start Excerpted records

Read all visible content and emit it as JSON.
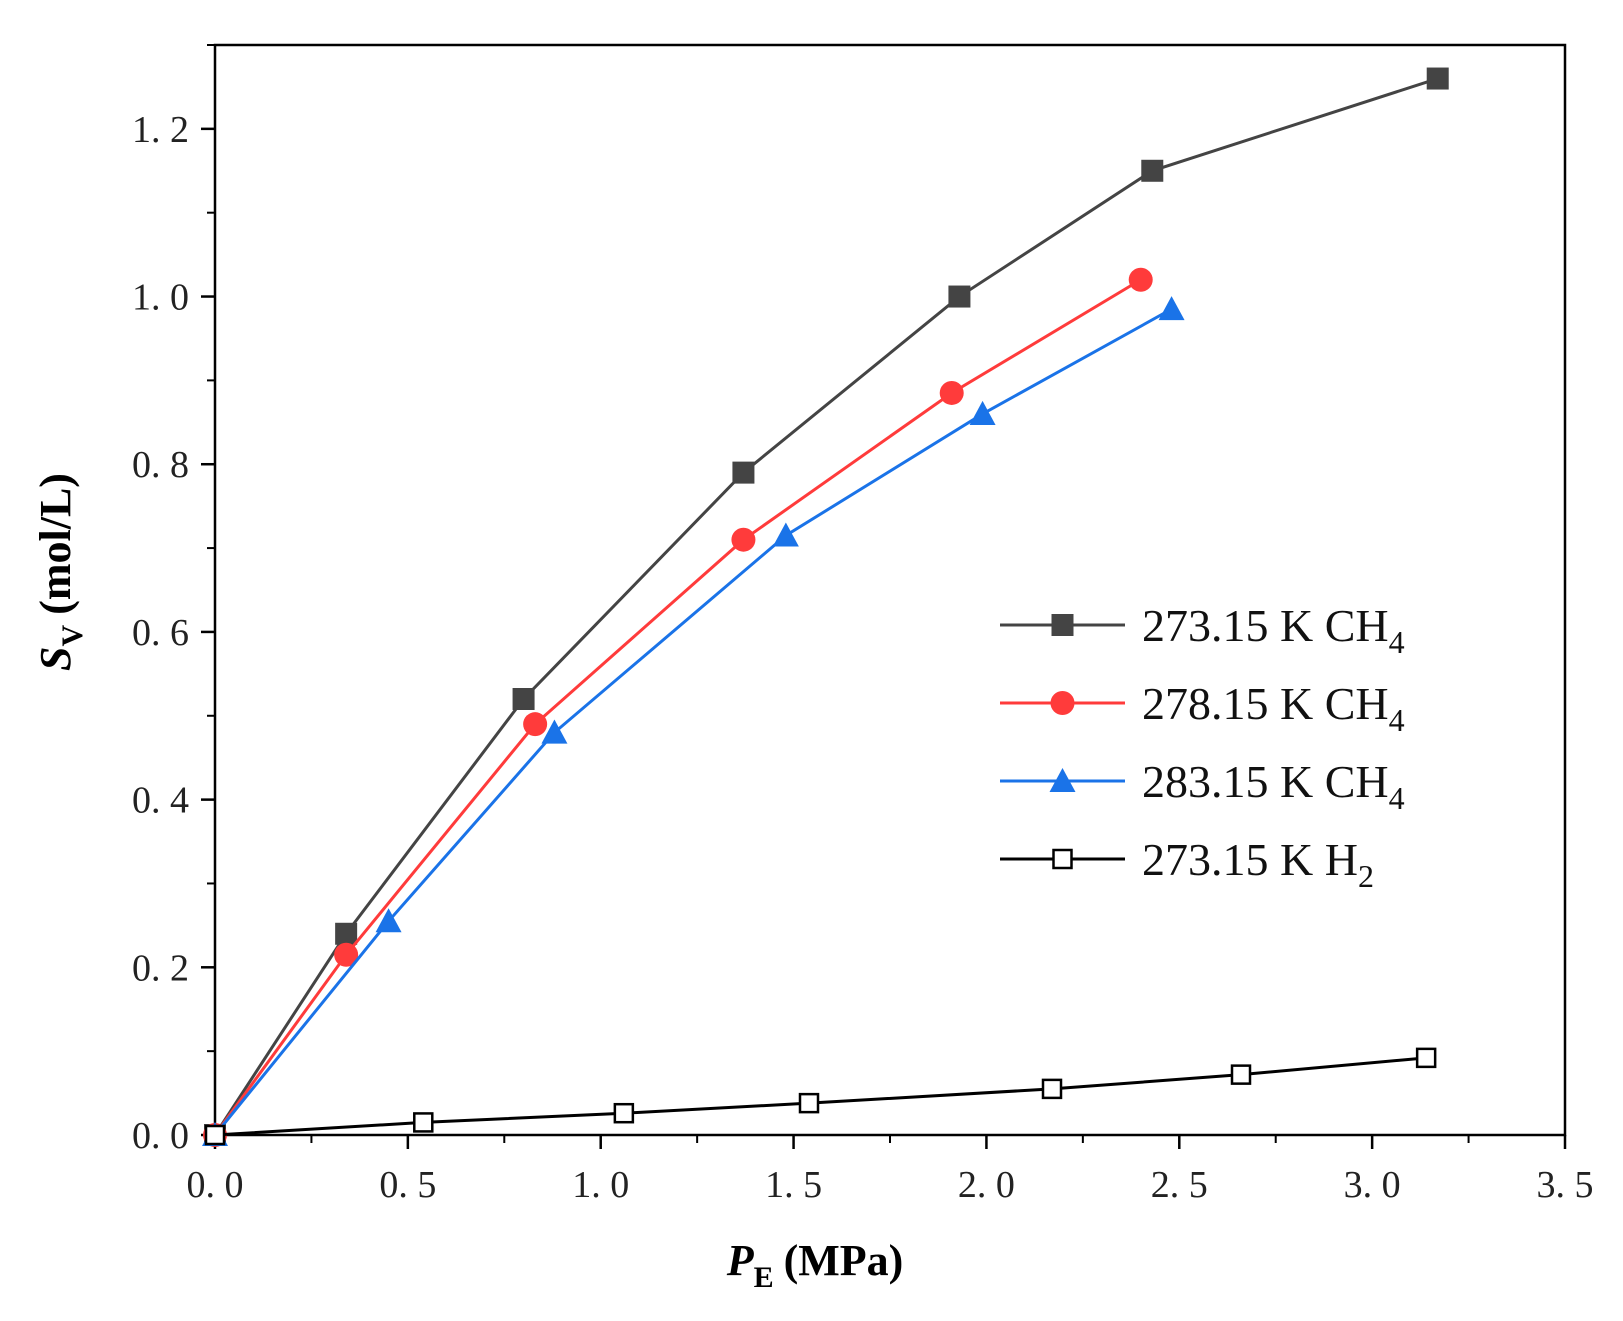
{
  "chart_data": {
    "type": "line",
    "title": "",
    "xlabel": {
      "main": "P",
      "sub": "E",
      "unit": "(MPa)"
    },
    "ylabel": {
      "main": "S",
      "sub": "V",
      "unit": "(mol/L)"
    },
    "xlim": [
      0.0,
      3.5
    ],
    "ylim": [
      0.0,
      1.3
    ],
    "xticks": [
      0.0,
      0.5,
      1.0,
      1.5,
      2.0,
      2.5,
      3.0,
      3.5
    ],
    "yticks": [
      0.0,
      0.2,
      0.4,
      0.6,
      0.8,
      1.0,
      1.2
    ],
    "xtick_labels": [
      "0. 0",
      "0. 5",
      "1. 0",
      "1. 5",
      "2. 0",
      "2. 5",
      "3. 0",
      "3. 5"
    ],
    "ytick_labels": [
      "0. 0",
      "0. 2",
      "0. 4",
      "0. 6",
      "0. 8",
      "1. 0",
      "1. 2"
    ],
    "grid": false,
    "legend_position": "center-right",
    "series": [
      {
        "name": "273.15 K CH4",
        "label_main": "273.15 K CH",
        "label_sub": "4",
        "color": "#444444",
        "marker": "filled-square",
        "x": [
          0.0,
          0.34,
          0.8,
          1.37,
          1.93,
          2.43,
          3.17
        ],
        "y": [
          0.0,
          0.24,
          0.52,
          0.79,
          1.0,
          1.15,
          1.26
        ]
      },
      {
        "name": "278.15 K CH4",
        "label_main": "278.15 K CH",
        "label_sub": "4",
        "color": "#ff3b3b",
        "marker": "filled-circle",
        "x": [
          0.0,
          0.34,
          0.83,
          1.37,
          1.91,
          2.4
        ],
        "y": [
          0.0,
          0.215,
          0.49,
          0.71,
          0.885,
          1.02
        ]
      },
      {
        "name": "283.15 K CH4",
        "label_main": "283.15 K CH",
        "label_sub": "4",
        "color": "#1a73e8",
        "marker": "filled-triangle",
        "x": [
          0.0,
          0.45,
          0.88,
          1.48,
          1.99,
          2.48
        ],
        "y": [
          0.0,
          0.255,
          0.48,
          0.715,
          0.86,
          0.985
        ]
      },
      {
        "name": "273.15 K H2",
        "label_main": "273.15 K H",
        "label_sub": "2",
        "color": "#000000",
        "marker": "open-square",
        "x": [
          0.0,
          0.54,
          1.06,
          1.54,
          2.17,
          2.66,
          3.14
        ],
        "y": [
          0.0,
          0.015,
          0.026,
          0.038,
          0.055,
          0.072,
          0.092
        ]
      }
    ]
  }
}
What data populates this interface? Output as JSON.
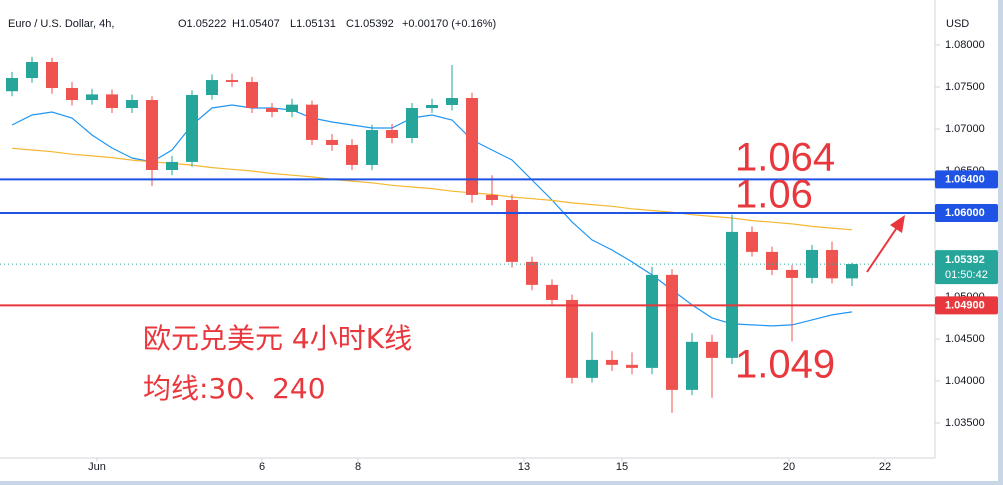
{
  "chart_data": {
    "type": "candlestick",
    "title": "Euro / U.S. Dollar, 4h,",
    "header_values": [
      "O1.05222",
      "H1.05407",
      "L1.05131",
      "C1.05392",
      "+0.00170 (+0.16%)"
    ],
    "y_unit": "USD",
    "up_color": "#26a69a",
    "down_color": "#ef5350",
    "open": [
      1.0745,
      1.07607,
      1.07798,
      1.07488,
      1.07345,
      1.07412,
      1.0725,
      1.07345,
      1.06512,
      1.06608,
      1.07405,
      1.07583,
      1.0756,
      1.0725,
      1.07203,
      1.0729,
      1.0687,
      1.0681,
      1.06572,
      1.06988,
      1.06893,
      1.0725,
      1.07286,
      1.07369,
      1.06215,
      1.06155,
      1.05418,
      1.05144,
      1.04965,
      1.04037,
      1.04251,
      1.04192,
      1.04156,
      1.05263,
      1.03894,
      1.04466,
      1.04275,
      1.05775,
      1.05537,
      1.05322,
      1.05227,
      1.0556,
      1.05222
    ],
    "high": [
      1.0768,
      1.0786,
      1.0785,
      1.0756,
      1.0748,
      1.0747,
      1.0741,
      1.0739,
      1.0668,
      1.0746,
      1.0765,
      1.0766,
      1.0762,
      1.0731,
      1.0736,
      1.0734,
      1.0694,
      1.0688,
      1.0705,
      1.0706,
      1.0731,
      1.0736,
      1.07762,
      1.0743,
      1.0645,
      1.0622,
      1.0548,
      1.0521,
      1.0503,
      1.0458,
      1.0436,
      1.0434,
      1.0536,
      1.0533,
      1.0457,
      1.0455,
      1.0598,
      1.0584,
      1.056,
      1.0538,
      1.0562,
      1.0566,
      1.05407
    ],
    "low": [
      1.0739,
      1.0755,
      1.0742,
      1.0728,
      1.0729,
      1.0719,
      1.0719,
      1.0632,
      1.0645,
      1.0655,
      1.0735,
      1.075,
      1.0719,
      1.0714,
      1.0714,
      1.0681,
      1.0674,
      1.0651,
      1.0651,
      1.0683,
      1.0683,
      1.0719,
      1.0722,
      1.0612,
      1.0609,
      1.0535,
      1.0508,
      1.049,
      1.0397,
      1.0398,
      1.0412,
      1.0408,
      1.0408,
      1.0362,
      1.0383,
      1.038,
      1.042,
      1.0548,
      1.0526,
      1.0447,
      1.0516,
      1.0516,
      1.05131
    ],
    "close": [
      1.07607,
      1.07798,
      1.07488,
      1.07345,
      1.07412,
      1.0725,
      1.07345,
      1.06512,
      1.06608,
      1.07405,
      1.07583,
      1.0756,
      1.0725,
      1.07203,
      1.0729,
      1.0687,
      1.0681,
      1.06572,
      1.06988,
      1.06893,
      1.0725,
      1.07286,
      1.07369,
      1.06215,
      1.06155,
      1.05418,
      1.05144,
      1.04965,
      1.04037,
      1.04251,
      1.04192,
      1.04156,
      1.05263,
      1.03894,
      1.04466,
      1.04275,
      1.05775,
      1.05537,
      1.05322,
      1.05227,
      1.0556,
      1.05222,
      1.05392
    ],
    "moving_averages": [
      {
        "color": "#2196f3",
        "values": [
          1.07048,
          1.07167,
          1.07203,
          1.07131,
          1.06929,
          1.06774,
          1.06655,
          1.06608,
          1.0675,
          1.07048,
          1.0725,
          1.07286,
          1.0725,
          1.0725,
          1.07226,
          1.07131,
          1.07084,
          1.07048,
          1.07012,
          1.07012,
          1.07131,
          1.07167,
          1.07107,
          1.0687,
          1.0675,
          1.06631,
          1.06393,
          1.06155,
          1.05894,
          1.0568,
          1.0556,
          1.05418,
          1.05263,
          1.05084,
          1.04906,
          1.04751,
          1.0468,
          1.04668,
          1.04656,
          1.04668,
          1.04727,
          1.04787,
          1.04823
        ]
      },
      {
        "color": "#f5b731",
        "values": [
          1.0677,
          1.0675,
          1.0673,
          1.067,
          1.0668,
          1.0666,
          1.0663,
          1.0661,
          1.0659,
          1.0657,
          1.0654,
          1.0652,
          1.065,
          1.0647,
          1.0645,
          1.0643,
          1.064,
          1.0638,
          1.0636,
          1.0633,
          1.0631,
          1.0629,
          1.0626,
          1.0624,
          1.0622,
          1.0619,
          1.0617,
          1.0615,
          1.0612,
          1.061,
          1.0608,
          1.0605,
          1.0603,
          1.0601,
          1.0598,
          1.0596,
          1.0594,
          1.0591,
          1.0589,
          1.0587,
          1.0584,
          1.0582,
          1.058
        ]
      }
    ],
    "levels": [
      {
        "value": 1.064,
        "label": "1.06400",
        "color": "#1e53e5",
        "annotation": "1.064"
      },
      {
        "value": 1.06,
        "label": "1.06000",
        "color": "#1e53e5",
        "annotation": "1.06"
      },
      {
        "value": 1.049,
        "label": "1.04900",
        "color": "#e8383d",
        "annotation": "1.049"
      }
    ],
    "current_price": {
      "value": 1.05392,
      "label": "1.05392",
      "countdown": "01:50:42",
      "color": "#26a69a"
    },
    "annotations": [
      "欧元兑美元 4小时K线",
      "均线:30、240"
    ],
    "xlim": [
      -0.6,
      46.15
    ],
    "xticks": [
      {
        "value": 4.25,
        "label": "Jun"
      },
      {
        "value": 12.5,
        "label": "6"
      },
      {
        "value": 17.3,
        "label": "8"
      },
      {
        "value": 25.6,
        "label": "13"
      },
      {
        "value": 30.5,
        "label": "15"
      },
      {
        "value": 38.85,
        "label": "20"
      },
      {
        "value": 43.65,
        "label": "22"
      }
    ],
    "ylim": [
      1.03083,
      1.08536
    ],
    "yticks": [
      {
        "value": 1.035,
        "label": "1.03500"
      },
      {
        "value": 1.04,
        "label": "1.04000"
      },
      {
        "value": 1.045,
        "label": "1.04500"
      },
      {
        "value": 1.05,
        "label": "1.05000"
      },
      {
        "value": 1.055,
        "label": "1.05500"
      },
      {
        "value": 1.06,
        "label": "1.06000"
      },
      {
        "value": 1.065,
        "label": "1.06500"
      },
      {
        "value": 1.07,
        "label": "1.07000"
      },
      {
        "value": 1.075,
        "label": "1.07500"
      },
      {
        "value": 1.08,
        "label": "1.08000"
      }
    ]
  }
}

end Excerpted records

→ Task
Using the listing above, show every line that includes the string "square".

→ The solution
        "marker": "filled-square",
        "marker": "open-square",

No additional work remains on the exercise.